[START Information supplied]

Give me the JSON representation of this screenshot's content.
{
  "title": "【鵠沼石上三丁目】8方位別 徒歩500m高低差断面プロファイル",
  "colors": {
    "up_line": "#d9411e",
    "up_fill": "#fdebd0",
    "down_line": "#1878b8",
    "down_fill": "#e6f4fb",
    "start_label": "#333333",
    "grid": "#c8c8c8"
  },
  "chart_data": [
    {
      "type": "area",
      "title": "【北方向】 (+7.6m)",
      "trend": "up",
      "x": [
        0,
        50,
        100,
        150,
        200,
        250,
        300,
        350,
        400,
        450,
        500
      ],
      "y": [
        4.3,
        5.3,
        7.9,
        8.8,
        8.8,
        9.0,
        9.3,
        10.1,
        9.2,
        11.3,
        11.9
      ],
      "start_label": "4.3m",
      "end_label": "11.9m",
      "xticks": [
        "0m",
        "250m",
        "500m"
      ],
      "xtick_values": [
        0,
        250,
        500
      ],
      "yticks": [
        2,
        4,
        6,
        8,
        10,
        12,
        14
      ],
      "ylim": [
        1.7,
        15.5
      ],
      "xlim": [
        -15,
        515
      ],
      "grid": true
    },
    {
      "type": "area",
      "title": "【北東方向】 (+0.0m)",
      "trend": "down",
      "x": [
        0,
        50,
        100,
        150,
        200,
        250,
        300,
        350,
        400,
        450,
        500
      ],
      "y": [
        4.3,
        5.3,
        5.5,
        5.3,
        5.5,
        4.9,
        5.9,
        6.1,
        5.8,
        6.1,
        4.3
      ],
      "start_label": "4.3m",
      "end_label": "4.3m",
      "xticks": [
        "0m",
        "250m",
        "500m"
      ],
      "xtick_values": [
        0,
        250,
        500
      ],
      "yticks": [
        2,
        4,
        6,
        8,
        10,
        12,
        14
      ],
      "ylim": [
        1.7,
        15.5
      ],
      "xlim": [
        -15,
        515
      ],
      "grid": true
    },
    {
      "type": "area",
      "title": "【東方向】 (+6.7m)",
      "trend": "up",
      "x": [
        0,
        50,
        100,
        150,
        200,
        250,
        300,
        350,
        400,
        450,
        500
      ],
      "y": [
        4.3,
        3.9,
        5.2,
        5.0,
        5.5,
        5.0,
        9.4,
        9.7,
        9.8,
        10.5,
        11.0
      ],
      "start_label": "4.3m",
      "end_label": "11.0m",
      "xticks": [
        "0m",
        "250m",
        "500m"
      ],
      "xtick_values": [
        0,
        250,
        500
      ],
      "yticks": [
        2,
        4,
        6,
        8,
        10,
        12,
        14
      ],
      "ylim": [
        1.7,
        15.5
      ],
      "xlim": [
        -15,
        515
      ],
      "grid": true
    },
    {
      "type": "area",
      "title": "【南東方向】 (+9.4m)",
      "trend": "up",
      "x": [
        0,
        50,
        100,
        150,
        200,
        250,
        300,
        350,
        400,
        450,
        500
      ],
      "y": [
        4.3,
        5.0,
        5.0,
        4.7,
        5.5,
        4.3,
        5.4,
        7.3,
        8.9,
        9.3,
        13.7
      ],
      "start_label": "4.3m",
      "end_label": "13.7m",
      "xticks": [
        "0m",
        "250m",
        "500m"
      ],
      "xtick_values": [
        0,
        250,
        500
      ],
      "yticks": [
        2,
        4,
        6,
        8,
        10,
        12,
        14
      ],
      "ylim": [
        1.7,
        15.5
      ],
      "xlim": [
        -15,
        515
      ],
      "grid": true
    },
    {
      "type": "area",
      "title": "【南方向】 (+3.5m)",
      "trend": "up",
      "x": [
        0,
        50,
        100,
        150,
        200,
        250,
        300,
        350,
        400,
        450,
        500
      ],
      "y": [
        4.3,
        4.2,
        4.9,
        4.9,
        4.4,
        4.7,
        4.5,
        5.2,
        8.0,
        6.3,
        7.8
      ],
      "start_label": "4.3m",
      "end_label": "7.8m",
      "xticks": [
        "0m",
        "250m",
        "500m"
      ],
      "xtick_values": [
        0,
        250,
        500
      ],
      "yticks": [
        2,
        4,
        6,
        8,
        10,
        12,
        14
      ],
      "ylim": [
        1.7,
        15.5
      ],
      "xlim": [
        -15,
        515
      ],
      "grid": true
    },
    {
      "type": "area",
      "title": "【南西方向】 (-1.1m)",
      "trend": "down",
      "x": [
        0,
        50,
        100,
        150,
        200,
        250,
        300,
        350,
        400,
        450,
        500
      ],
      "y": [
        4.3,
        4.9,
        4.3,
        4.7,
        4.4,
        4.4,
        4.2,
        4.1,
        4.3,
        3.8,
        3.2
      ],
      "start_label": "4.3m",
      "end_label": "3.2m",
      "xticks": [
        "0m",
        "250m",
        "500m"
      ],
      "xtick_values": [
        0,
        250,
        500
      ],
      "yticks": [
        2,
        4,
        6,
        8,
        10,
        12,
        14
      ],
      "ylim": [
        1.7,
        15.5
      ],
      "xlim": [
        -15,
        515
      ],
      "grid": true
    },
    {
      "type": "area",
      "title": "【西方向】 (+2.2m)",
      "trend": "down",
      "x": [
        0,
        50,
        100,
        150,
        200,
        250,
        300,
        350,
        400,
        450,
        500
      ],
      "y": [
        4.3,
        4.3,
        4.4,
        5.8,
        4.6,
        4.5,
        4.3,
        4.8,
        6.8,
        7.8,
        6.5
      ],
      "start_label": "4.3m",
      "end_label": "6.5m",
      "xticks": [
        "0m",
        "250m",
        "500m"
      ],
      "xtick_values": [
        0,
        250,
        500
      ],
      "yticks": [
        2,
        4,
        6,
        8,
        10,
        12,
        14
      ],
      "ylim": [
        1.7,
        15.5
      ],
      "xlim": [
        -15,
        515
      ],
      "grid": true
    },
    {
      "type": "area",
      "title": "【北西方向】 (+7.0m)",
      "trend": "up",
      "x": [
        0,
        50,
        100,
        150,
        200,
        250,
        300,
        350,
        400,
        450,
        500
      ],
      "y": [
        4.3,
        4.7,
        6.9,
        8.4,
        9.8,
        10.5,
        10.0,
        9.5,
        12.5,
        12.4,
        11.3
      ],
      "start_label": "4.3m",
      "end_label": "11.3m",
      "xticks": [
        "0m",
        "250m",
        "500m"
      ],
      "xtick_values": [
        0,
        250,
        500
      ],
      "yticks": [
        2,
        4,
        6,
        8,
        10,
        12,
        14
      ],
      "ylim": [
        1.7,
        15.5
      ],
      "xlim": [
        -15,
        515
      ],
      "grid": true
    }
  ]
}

[END Information supplied]

**Brief:**
Write the material out again word for word.

**The solution:**
Give me the JSON representation of this screenshot's content.
{
  "title": "【鵠沼石上三丁目】8方位別 徒歩500m高低差断面プロファイル",
  "colors": {
    "up_line": "#d9411e",
    "up_fill": "#fdebd0",
    "down_line": "#1878b8",
    "down_fill": "#e6f4fb",
    "start_label": "#333333",
    "grid": "#c8c8c8"
  },
  "chart_data": [
    {
      "type": "area",
      "title": "【北方向】 (+7.6m)",
      "trend": "up",
      "x": [
        0,
        50,
        100,
        150,
        200,
        250,
        300,
        350,
        400,
        450,
        500
      ],
      "y": [
        4.3,
        5.3,
        7.9,
        8.8,
        8.8,
        9.0,
        9.3,
        10.1,
        9.2,
        11.3,
        11.9
      ],
      "start_label": "4.3m",
      "end_label": "11.9m",
      "xticks": [
        "0m",
        "250m",
        "500m"
      ],
      "xtick_values": [
        0,
        250,
        500
      ],
      "yticks": [
        2,
        4,
        6,
        8,
        10,
        12,
        14
      ],
      "ylim": [
        1.7,
        15.5
      ],
      "xlim": [
        -15,
        515
      ],
      "grid": true
    },
    {
      "type": "area",
      "title": "【北東方向】 (+0.0m)",
      "trend": "down",
      "x": [
        0,
        50,
        100,
        150,
        200,
        250,
        300,
        350,
        400,
        450,
        500
      ],
      "y": [
        4.3,
        5.3,
        5.5,
        5.3,
        5.5,
        4.9,
        5.9,
        6.1,
        5.8,
        6.1,
        4.3
      ],
      "start_label": "4.3m",
      "end_label": "4.3m",
      "xticks": [
        "0m",
        "250m",
        "500m"
      ],
      "xtick_values": [
        0,
        250,
        500
      ],
      "yticks": [
        2,
        4,
        6,
        8,
        10,
        12,
        14
      ],
      "ylim": [
        1.7,
        15.5
      ],
      "xlim": [
        -15,
        515
      ],
      "grid": true
    },
    {
      "type": "area",
      "title": "【東方向】 (+6.7m)",
      "trend": "up",
      "x": [
        0,
        50,
        100,
        150,
        200,
        250,
        300,
        350,
        400,
        450,
        500
      ],
      "y": [
        4.3,
        3.9,
        5.2,
        5.0,
        5.5,
        5.0,
        9.4,
        9.7,
        9.8,
        10.5,
        11.0
      ],
      "start_label": "4.3m",
      "end_label": "11.0m",
      "xticks": [
        "0m",
        "250m",
        "500m"
      ],
      "xtick_values": [
        0,
        250,
        500
      ],
      "yticks": [
        2,
        4,
        6,
        8,
        10,
        12,
        14
      ],
      "ylim": [
        1.7,
        15.5
      ],
      "xlim": [
        -15,
        515
      ],
      "grid": true
    },
    {
      "type": "area",
      "title": "【南東方向】 (+9.4m)",
      "trend": "up",
      "x": [
        0,
        50,
        100,
        150,
        200,
        250,
        300,
        350,
        400,
        450,
        500
      ],
      "y": [
        4.3,
        5.0,
        5.0,
        4.7,
        5.5,
        4.3,
        5.4,
        7.3,
        8.9,
        9.3,
        13.7
      ],
      "start_label": "4.3m",
      "end_label": "13.7m",
      "xticks": [
        "0m",
        "250m",
        "500m"
      ],
      "xtick_values": [
        0,
        250,
        500
      ],
      "yticks": [
        2,
        4,
        6,
        8,
        10,
        12,
        14
      ],
      "ylim": [
        1.7,
        15.5
      ],
      "xlim": [
        -15,
        515
      ],
      "grid": true
    },
    {
      "type": "area",
      "title": "【南方向】 (+3.5m)",
      "trend": "up",
      "x": [
        0,
        50,
        100,
        150,
        200,
        250,
        300,
        350,
        400,
        450,
        500
      ],
      "y": [
        4.3,
        4.2,
        4.9,
        4.9,
        4.4,
        4.7,
        4.5,
        5.2,
        8.0,
        6.3,
        7.8
      ],
      "start_label": "4.3m",
      "end_label": "7.8m",
      "xticks": [
        "0m",
        "250m",
        "500m"
      ],
      "xtick_values": [
        0,
        250,
        500
      ],
      "yticks": [
        2,
        4,
        6,
        8,
        10,
        12,
        14
      ],
      "ylim": [
        1.7,
        15.5
      ],
      "xlim": [
        -15,
        515
      ],
      "grid": true
    },
    {
      "type": "area",
      "title": "【南西方向】 (-1.1m)",
      "trend": "down",
      "x": [
        0,
        50,
        100,
        150,
        200,
        250,
        300,
        350,
        400,
        450,
        500
      ],
      "y": [
        4.3,
        4.9,
        4.3,
        4.7,
        4.4,
        4.4,
        4.2,
        4.1,
        4.3,
        3.8,
        3.2
      ],
      "start_label": "4.3m",
      "end_label": "3.2m",
      "xticks": [
        "0m",
        "250m",
        "500m"
      ],
      "xtick_values": [
        0,
        250,
        500
      ],
      "yticks": [
        2,
        4,
        6,
        8,
        10,
        12,
        14
      ],
      "ylim": [
        1.7,
        15.5
      ],
      "xlim": [
        -15,
        515
      ],
      "grid": true
    },
    {
      "type": "area",
      "title": "【西方向】 (+2.2m)",
      "trend": "down",
      "x": [
        0,
        50,
        100,
        150,
        200,
        250,
        300,
        350,
        400,
        450,
        500
      ],
      "y": [
        4.3,
        4.3,
        4.4,
        5.8,
        4.6,
        4.5,
        4.3,
        4.8,
        6.8,
        7.8,
        6.5
      ],
      "start_label": "4.3m",
      "end_label": "6.5m",
      "xticks": [
        "0m",
        "250m",
        "500m"
      ],
      "xtick_values": [
        0,
        250,
        500
      ],
      "yticks": [
        2,
        4,
        6,
        8,
        10,
        12,
        14
      ],
      "ylim": [
        1.7,
        15.5
      ],
      "xlim": [
        -15,
        515
      ],
      "grid": true
    },
    {
      "type": "area",
      "title": "【北西方向】 (+7.0m)",
      "trend": "up",
      "x": [
        0,
        50,
        100,
        150,
        200,
        250,
        300,
        350,
        400,
        450,
        500
      ],
      "y": [
        4.3,
        4.7,
        6.9,
        8.4,
        9.8,
        10.5,
        10.0,
        9.5,
        12.5,
        12.4,
        11.3
      ],
      "start_label": "4.3m",
      "end_label": "11.3m",
      "xticks": [
        "0m",
        "250m",
        "500m"
      ],
      "xtick_values": [
        0,
        250,
        500
      ],
      "yticks": [
        2,
        4,
        6,
        8,
        10,
        12,
        14
      ],
      "ylim": [
        1.7,
        15.5
      ],
      "xlim": [
        -15,
        515
      ],
      "grid": true
    }
  ]
}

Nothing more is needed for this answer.